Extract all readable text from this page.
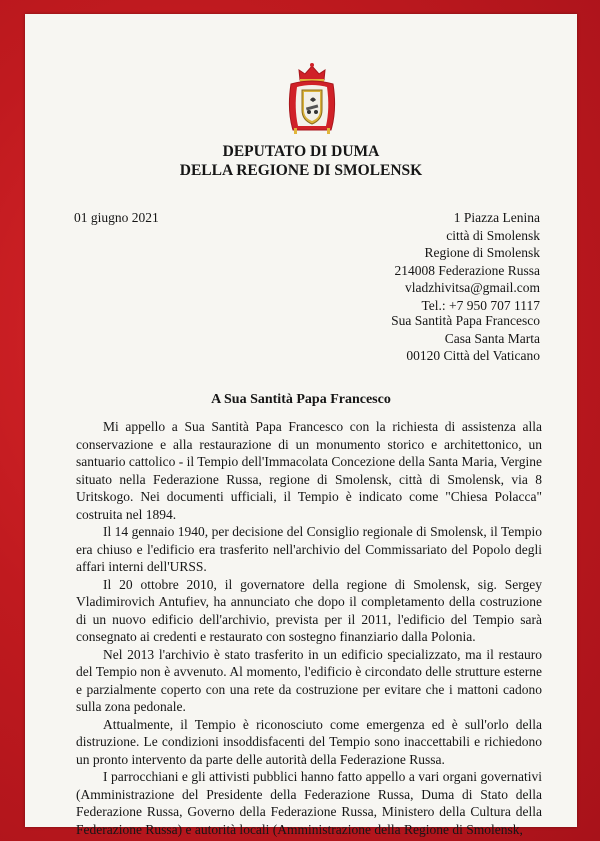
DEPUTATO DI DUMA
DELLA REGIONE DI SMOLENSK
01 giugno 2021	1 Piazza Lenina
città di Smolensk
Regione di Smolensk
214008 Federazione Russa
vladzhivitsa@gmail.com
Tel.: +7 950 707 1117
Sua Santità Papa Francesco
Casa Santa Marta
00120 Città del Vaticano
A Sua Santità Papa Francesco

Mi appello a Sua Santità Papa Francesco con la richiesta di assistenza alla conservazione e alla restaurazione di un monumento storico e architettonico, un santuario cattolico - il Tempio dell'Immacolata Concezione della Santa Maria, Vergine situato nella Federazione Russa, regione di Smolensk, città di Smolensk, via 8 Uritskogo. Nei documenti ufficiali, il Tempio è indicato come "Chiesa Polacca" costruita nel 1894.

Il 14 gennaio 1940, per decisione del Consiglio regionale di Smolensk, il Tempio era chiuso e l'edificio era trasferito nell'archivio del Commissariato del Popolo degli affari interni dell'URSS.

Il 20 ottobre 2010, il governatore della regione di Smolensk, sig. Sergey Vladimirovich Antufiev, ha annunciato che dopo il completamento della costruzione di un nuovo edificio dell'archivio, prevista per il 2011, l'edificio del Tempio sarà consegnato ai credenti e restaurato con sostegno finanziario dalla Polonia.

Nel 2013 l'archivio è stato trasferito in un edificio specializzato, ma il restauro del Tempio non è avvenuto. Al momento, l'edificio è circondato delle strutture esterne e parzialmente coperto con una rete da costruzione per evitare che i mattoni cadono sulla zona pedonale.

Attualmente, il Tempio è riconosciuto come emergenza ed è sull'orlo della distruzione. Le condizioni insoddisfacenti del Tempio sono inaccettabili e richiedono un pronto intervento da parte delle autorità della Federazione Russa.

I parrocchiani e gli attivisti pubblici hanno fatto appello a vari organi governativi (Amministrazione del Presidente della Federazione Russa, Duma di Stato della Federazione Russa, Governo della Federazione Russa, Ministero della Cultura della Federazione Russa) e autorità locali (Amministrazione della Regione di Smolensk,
____
_Written exercise:_ Set down every entry word for word, but omit the pictures.

_The completed task:_
Extract all readable text from this page.
DEPUTATO DI DUMA
DELLA REGIONE DI SMOLENSK
01 giugno 2021	1 Piazza Lenina
città di Smolensk
Regione di Smolensk
214008 Federazione Russa
vladzhivitsa@gmail.com
Tel.: +7 950 707 1117
Sua Santità Papa Francesco
Casa Santa Marta
00120 Città del Vaticano
A Sua Santità Papa Francesco

Mi appello a Sua Santità Papa Francesco con la richiesta di assistenza alla conservazione e alla restaurazione di un monumento storico e architettonico, un santuario cattolico - il Tempio dell'Immacolata Concezione della Santa Maria, Vergine situato nella Federazione Russa, regione di Smolensk, città di Smolensk, via 8 Uritskogo. Nei documenti ufficiali, il Tempio è indicato come "Chiesa Polacca" costruita nel 1894.

Il 14 gennaio 1940, per decisione del Consiglio regionale di Smolensk, il Tempio era chiuso e l'edificio era trasferito nell'archivio del Commissariato del Popolo degli affari interni dell'URSS.

Il 20 ottobre 2010, il governatore della regione di Smolensk, sig. Sergey Vladimirovich Antufiev, ha annunciato che dopo il completamento della costruzione di un nuovo edificio dell'archivio, prevista per il 2011, l'edificio del Tempio sarà consegnato ai credenti e restaurato con sostegno finanziario dalla Polonia.

Nel 2013 l'archivio è stato trasferito in un edificio specializzato, ma il restauro del Tempio non è avvenuto. Al momento, l'edificio è circondato delle strutture esterne e parzialmente coperto con una rete da costruzione per evitare che i mattoni cadono sulla zona pedonale.

Attualmente, il Tempio è riconosciuto come emergenza ed è sull'orlo della distruzione. Le condizioni insoddisfacenti del Tempio sono inaccettabili e richiedono un pronto intervento da parte delle autorità della Federazione Russa.

I parrocchiani e gli attivisti pubblici hanno fatto appello a vari organi governativi (Amministrazione del Presidente della Federazione Russa, Duma di Stato della Federazione Russa, Governo della Federazione Russa, Ministero della Cultura della Federazione Russa) e autorità locali (Amministrazione della Regione di Smolensk,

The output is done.